Start of Dataset

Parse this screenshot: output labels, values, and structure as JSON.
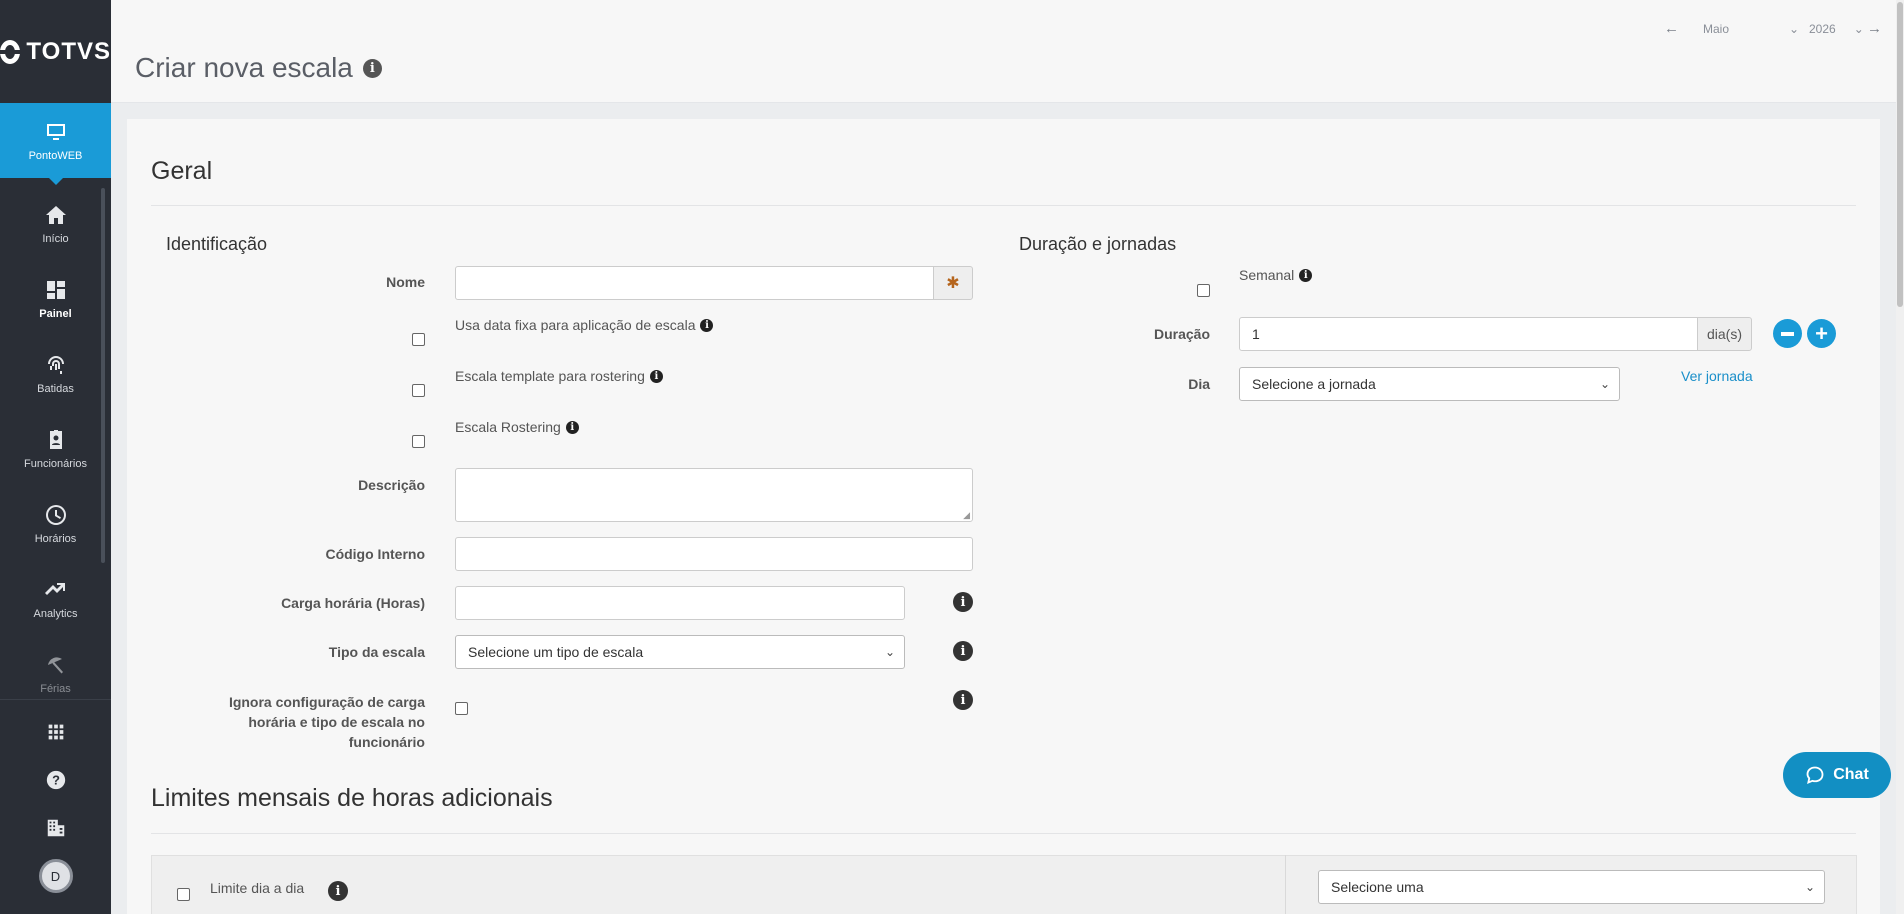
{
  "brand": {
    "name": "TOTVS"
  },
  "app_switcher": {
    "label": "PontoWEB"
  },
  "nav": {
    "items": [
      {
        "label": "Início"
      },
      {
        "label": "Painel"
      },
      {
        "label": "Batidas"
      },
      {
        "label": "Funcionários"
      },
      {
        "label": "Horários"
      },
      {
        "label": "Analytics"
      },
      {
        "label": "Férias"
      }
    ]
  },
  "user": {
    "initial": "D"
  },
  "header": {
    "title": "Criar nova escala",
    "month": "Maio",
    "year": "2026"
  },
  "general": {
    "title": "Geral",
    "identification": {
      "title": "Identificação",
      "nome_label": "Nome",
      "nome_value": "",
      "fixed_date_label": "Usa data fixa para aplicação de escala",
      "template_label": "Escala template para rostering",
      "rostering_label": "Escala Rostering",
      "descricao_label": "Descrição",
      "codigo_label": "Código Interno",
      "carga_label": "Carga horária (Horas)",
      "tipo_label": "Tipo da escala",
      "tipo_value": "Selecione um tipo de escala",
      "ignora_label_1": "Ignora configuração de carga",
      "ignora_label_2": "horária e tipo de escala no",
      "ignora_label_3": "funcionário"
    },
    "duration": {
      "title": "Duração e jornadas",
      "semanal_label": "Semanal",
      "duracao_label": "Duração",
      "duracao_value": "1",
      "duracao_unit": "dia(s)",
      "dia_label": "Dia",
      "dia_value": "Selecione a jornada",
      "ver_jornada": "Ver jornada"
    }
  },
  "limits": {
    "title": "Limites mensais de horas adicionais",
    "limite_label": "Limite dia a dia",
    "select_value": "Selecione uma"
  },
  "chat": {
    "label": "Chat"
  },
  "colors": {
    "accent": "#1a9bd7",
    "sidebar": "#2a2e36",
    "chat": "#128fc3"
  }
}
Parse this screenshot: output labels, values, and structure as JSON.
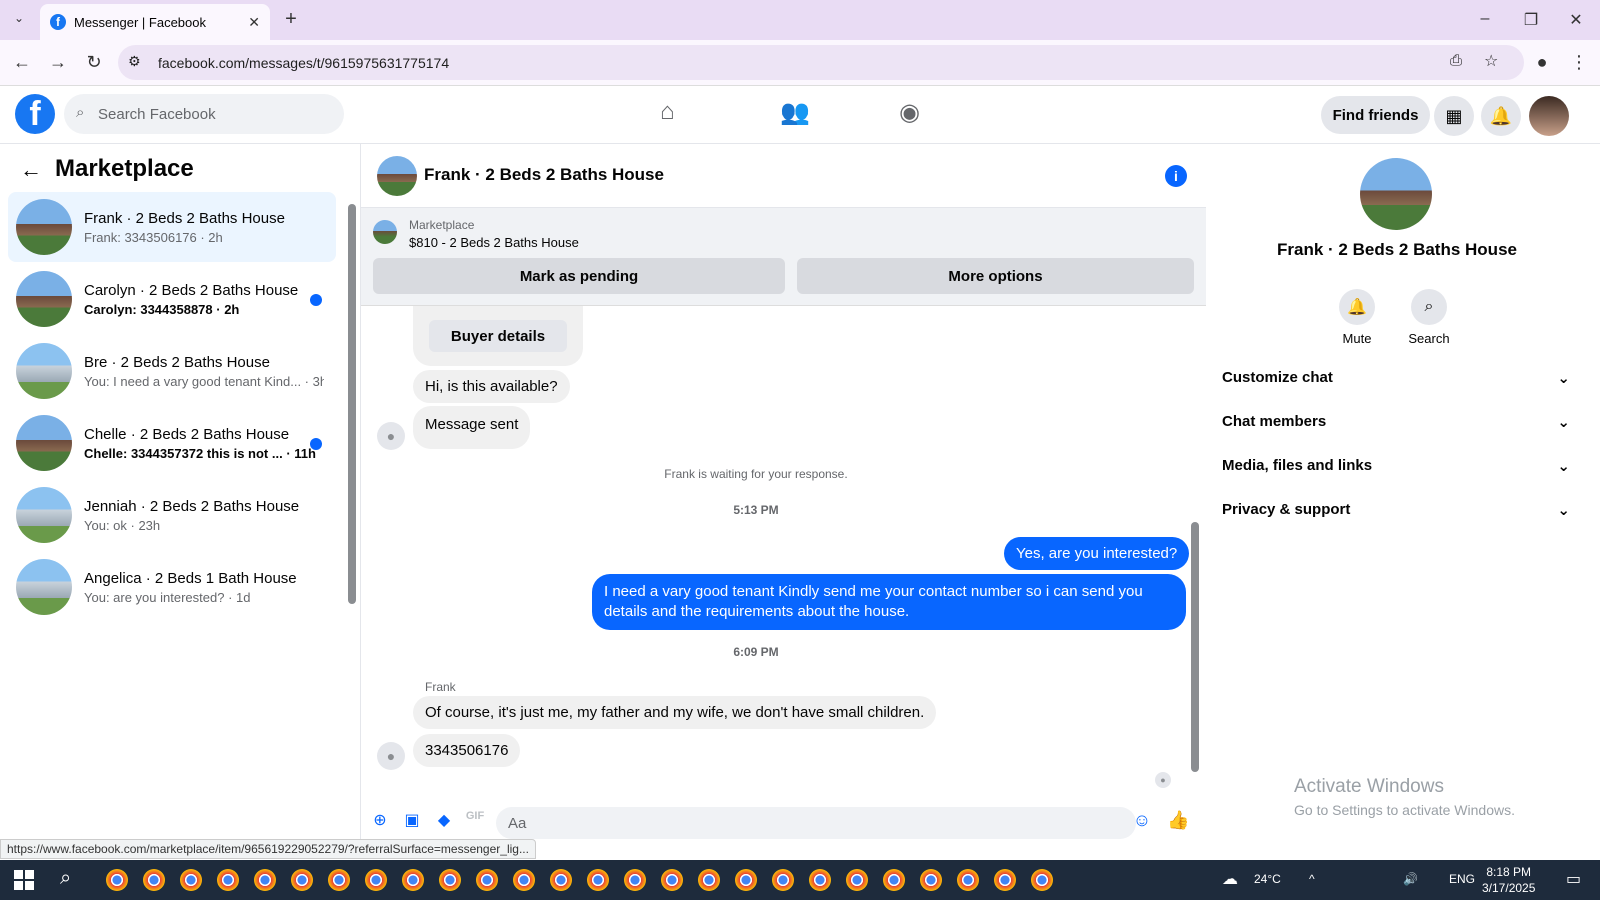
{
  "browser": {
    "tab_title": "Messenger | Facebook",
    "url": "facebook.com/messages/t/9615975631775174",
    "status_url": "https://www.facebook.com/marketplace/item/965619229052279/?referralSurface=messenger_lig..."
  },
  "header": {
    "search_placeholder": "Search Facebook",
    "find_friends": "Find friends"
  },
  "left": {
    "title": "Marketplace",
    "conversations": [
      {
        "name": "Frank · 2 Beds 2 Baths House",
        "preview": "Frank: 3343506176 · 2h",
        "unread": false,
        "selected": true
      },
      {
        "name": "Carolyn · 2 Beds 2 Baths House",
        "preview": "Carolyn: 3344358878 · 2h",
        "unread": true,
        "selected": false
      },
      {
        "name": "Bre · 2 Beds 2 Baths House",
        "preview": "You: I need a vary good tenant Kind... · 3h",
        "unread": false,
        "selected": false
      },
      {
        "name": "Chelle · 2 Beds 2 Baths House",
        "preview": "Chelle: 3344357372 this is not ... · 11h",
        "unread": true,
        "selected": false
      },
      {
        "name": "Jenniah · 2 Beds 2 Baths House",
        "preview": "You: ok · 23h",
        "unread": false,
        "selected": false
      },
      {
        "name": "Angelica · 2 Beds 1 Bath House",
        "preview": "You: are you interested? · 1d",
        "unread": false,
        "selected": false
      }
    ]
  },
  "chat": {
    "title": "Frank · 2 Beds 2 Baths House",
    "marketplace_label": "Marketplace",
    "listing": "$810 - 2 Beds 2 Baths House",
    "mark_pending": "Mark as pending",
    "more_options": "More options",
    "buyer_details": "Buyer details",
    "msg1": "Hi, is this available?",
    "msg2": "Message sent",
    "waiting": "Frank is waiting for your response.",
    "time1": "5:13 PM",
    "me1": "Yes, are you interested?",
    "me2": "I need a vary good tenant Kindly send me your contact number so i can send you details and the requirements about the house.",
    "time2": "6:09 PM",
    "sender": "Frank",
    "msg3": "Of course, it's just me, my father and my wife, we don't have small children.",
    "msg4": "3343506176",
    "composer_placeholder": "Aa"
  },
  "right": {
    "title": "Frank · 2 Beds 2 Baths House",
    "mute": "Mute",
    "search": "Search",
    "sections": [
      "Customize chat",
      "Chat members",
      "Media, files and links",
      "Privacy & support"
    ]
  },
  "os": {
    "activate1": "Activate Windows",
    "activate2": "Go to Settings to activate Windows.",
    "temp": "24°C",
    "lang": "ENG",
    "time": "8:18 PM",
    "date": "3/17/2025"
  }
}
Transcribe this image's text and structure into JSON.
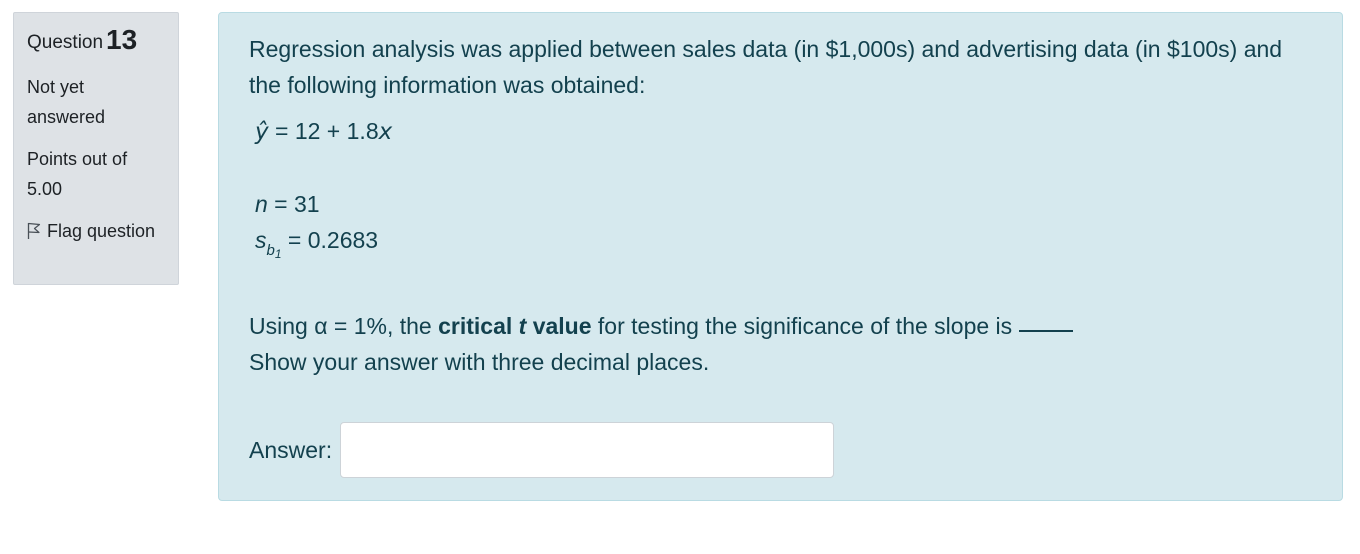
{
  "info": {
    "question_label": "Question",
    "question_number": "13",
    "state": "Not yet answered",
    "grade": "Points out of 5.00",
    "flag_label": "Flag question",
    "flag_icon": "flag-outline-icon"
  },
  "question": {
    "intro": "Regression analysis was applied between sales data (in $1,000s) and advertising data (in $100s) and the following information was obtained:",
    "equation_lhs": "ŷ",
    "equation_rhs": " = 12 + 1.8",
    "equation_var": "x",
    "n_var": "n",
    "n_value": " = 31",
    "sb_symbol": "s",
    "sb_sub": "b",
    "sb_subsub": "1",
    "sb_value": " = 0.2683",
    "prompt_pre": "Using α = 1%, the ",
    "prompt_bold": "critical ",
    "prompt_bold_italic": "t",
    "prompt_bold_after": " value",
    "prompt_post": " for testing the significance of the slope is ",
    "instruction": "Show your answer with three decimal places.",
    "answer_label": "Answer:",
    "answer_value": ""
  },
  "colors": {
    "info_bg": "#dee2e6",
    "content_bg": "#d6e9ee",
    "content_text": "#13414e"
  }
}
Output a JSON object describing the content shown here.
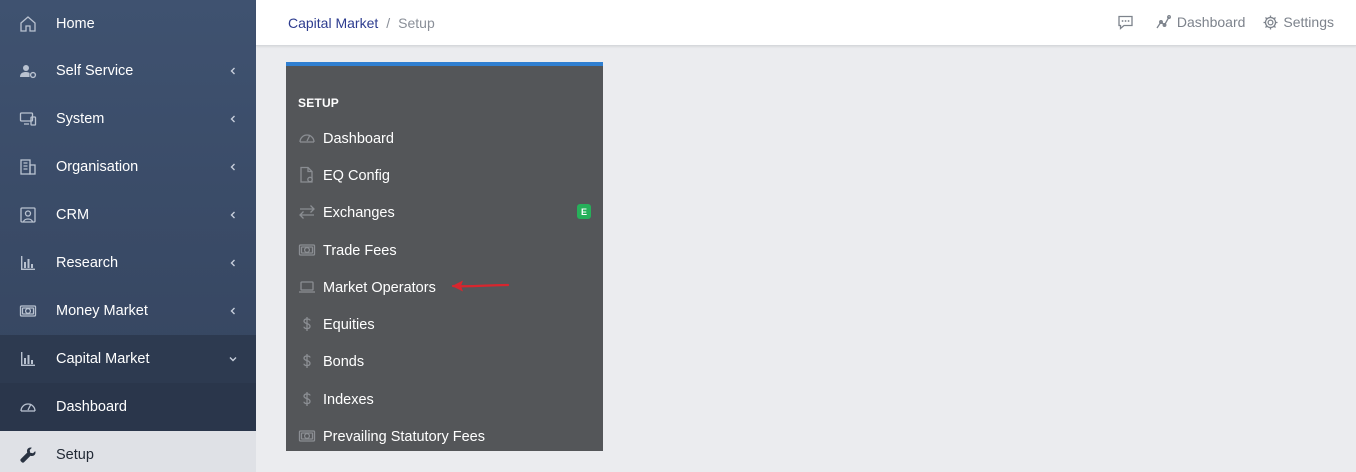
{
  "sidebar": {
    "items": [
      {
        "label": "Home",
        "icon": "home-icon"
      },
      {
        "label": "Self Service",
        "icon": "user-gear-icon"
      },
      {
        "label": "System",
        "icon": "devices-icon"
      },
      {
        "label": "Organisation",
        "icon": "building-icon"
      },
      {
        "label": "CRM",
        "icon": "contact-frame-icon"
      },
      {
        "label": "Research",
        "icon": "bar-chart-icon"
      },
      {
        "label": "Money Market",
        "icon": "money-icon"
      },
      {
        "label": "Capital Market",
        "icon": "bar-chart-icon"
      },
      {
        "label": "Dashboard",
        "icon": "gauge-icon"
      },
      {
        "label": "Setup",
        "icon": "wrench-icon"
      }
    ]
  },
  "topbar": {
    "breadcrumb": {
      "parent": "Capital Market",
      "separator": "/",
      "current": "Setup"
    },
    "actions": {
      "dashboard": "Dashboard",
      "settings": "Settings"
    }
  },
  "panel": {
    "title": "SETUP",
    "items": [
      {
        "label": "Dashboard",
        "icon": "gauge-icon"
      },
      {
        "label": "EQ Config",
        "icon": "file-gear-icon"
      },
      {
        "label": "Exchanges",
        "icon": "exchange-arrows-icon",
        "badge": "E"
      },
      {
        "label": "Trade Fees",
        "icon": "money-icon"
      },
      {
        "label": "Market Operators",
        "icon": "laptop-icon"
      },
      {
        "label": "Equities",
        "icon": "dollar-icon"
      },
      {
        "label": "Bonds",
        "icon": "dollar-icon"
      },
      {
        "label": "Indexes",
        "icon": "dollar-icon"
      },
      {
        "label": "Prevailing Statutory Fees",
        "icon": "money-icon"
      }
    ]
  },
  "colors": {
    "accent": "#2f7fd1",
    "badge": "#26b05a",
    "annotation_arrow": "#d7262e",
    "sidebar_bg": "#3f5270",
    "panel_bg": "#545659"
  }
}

End of Dataset

* The task
Tally the lines of the material above that contain the word "Settings" and report the total alone.

* Expected answer
2